_Dataset entries on figures:_
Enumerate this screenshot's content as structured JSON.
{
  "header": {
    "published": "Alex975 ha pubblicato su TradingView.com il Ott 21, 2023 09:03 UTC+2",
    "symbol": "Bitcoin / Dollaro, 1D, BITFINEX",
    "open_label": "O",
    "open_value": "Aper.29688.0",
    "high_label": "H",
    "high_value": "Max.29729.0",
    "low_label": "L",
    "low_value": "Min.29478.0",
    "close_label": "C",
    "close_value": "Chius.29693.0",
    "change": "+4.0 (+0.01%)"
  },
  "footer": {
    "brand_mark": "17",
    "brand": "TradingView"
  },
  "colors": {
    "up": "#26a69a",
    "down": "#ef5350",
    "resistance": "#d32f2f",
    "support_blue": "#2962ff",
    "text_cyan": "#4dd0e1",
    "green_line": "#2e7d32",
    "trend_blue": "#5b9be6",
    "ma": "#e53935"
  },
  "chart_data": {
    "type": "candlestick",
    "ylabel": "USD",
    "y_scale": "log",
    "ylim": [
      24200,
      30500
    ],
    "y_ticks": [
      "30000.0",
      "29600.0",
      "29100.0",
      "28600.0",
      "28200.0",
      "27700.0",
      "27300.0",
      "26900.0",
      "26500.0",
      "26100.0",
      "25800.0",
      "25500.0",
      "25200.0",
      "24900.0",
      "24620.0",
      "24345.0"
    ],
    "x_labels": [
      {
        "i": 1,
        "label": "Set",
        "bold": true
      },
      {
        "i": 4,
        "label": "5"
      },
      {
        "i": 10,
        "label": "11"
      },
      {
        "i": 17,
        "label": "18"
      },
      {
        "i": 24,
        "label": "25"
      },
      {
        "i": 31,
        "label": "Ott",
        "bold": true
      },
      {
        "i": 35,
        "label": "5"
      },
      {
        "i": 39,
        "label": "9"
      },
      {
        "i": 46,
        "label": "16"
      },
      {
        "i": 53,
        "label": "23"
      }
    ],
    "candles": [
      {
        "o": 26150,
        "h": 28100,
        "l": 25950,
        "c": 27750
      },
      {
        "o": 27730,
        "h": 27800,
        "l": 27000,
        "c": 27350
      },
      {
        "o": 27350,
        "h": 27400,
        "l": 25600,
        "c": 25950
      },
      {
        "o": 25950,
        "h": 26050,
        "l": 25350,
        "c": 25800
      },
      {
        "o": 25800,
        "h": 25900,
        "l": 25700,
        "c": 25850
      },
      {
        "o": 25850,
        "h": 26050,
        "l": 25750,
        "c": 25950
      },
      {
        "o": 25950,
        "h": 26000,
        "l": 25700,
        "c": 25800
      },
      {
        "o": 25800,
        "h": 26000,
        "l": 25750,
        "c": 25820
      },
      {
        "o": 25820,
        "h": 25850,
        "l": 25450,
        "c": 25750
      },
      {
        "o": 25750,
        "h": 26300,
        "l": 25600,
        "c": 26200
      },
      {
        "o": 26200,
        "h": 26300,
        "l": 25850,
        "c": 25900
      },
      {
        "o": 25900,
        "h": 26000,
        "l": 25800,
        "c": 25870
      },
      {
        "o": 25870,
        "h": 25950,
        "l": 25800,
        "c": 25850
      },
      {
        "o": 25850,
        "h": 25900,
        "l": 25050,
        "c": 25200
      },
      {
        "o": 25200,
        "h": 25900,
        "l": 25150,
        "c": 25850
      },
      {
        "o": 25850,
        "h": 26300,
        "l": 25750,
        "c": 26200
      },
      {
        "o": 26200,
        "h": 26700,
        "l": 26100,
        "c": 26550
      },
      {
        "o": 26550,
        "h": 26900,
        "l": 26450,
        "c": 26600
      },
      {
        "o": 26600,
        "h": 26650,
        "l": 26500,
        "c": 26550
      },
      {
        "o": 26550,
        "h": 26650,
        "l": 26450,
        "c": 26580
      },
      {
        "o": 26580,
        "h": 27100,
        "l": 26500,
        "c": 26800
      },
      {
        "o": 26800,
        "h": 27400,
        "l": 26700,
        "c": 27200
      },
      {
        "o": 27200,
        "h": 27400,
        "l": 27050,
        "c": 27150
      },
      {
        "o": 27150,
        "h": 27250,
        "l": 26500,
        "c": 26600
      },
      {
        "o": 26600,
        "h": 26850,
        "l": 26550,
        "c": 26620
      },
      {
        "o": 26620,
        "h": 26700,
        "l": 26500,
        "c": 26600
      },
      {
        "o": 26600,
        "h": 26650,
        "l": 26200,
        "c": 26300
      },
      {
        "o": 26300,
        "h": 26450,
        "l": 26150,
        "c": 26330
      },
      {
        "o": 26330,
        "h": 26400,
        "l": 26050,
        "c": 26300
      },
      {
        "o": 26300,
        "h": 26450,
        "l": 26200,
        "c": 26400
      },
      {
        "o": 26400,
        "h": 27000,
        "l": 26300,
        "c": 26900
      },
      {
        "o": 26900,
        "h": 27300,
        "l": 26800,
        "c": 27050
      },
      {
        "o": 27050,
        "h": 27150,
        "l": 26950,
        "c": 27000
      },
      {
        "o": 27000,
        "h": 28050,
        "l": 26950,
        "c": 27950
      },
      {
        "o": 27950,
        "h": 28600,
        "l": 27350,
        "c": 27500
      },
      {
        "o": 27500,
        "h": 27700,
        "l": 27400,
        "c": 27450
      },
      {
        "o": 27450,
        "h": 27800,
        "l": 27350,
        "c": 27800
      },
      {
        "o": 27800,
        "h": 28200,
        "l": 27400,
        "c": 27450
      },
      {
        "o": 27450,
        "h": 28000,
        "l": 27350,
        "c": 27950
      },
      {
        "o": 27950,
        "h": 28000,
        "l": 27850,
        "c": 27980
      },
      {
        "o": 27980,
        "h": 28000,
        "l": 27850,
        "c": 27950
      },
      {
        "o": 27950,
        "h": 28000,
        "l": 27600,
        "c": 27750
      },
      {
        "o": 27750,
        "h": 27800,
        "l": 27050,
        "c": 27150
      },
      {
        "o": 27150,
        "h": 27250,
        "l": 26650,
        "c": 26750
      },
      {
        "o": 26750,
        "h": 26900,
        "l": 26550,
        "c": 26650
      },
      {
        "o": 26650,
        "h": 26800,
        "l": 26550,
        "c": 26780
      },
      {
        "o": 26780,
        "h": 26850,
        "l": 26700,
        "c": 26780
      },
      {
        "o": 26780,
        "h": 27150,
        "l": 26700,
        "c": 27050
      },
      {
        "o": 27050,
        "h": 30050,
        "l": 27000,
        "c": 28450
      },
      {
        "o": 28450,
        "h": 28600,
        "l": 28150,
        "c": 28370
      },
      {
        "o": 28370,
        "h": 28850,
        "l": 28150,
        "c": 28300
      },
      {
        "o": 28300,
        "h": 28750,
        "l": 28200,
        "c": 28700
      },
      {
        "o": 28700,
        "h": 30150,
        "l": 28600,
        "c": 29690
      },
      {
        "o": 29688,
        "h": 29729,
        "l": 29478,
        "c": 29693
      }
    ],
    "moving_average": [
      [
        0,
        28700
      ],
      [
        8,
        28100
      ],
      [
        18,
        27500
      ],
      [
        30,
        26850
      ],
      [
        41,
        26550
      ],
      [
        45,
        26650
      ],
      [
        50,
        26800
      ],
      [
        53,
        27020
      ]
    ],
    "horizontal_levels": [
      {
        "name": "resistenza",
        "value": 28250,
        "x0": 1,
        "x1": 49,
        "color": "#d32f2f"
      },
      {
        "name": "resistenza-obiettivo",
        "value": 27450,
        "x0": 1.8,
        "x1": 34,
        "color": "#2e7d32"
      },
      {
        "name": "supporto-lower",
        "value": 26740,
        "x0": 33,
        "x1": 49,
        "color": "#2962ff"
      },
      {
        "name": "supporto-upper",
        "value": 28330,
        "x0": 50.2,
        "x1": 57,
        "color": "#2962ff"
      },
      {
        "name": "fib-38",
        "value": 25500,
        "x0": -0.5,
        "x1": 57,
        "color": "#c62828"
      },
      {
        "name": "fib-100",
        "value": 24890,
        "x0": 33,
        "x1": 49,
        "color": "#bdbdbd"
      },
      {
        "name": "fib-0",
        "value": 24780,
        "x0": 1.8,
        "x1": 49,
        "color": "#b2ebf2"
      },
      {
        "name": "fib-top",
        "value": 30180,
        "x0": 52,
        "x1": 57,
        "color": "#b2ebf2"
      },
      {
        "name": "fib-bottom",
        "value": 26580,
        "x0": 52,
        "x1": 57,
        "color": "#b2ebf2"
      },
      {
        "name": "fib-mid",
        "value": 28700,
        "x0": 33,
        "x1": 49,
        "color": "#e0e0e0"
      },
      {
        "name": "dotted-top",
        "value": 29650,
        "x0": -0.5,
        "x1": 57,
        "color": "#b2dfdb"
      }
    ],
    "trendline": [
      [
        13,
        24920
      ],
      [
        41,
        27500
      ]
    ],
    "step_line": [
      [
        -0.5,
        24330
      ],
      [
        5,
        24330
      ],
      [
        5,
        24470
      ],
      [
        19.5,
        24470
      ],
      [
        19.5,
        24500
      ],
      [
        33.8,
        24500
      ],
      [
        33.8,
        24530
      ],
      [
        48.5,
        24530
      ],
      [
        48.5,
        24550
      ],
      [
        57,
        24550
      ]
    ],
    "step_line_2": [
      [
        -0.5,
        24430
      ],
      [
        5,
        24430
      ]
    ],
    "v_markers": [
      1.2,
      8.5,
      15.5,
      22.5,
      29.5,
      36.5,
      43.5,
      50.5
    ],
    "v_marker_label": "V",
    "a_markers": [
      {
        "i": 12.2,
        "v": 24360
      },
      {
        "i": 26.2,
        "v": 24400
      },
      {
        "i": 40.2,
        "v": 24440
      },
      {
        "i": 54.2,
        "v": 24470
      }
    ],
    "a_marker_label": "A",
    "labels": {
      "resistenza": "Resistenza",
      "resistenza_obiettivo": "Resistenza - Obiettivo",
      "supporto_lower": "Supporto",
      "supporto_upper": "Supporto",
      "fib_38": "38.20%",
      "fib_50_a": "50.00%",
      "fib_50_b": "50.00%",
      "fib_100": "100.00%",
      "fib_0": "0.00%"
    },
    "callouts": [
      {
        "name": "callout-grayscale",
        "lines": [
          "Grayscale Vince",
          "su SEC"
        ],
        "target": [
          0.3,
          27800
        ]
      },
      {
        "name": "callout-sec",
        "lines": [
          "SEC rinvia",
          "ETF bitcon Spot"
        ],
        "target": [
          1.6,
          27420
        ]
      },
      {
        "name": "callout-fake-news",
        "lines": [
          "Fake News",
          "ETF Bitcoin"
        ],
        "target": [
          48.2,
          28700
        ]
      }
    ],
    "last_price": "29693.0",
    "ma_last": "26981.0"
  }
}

_TASK BRIEF:_ Exactly how many lines of the material contain the word "TradingView"? Write the number alone.

_EXERCISE OUTPUT:_ 2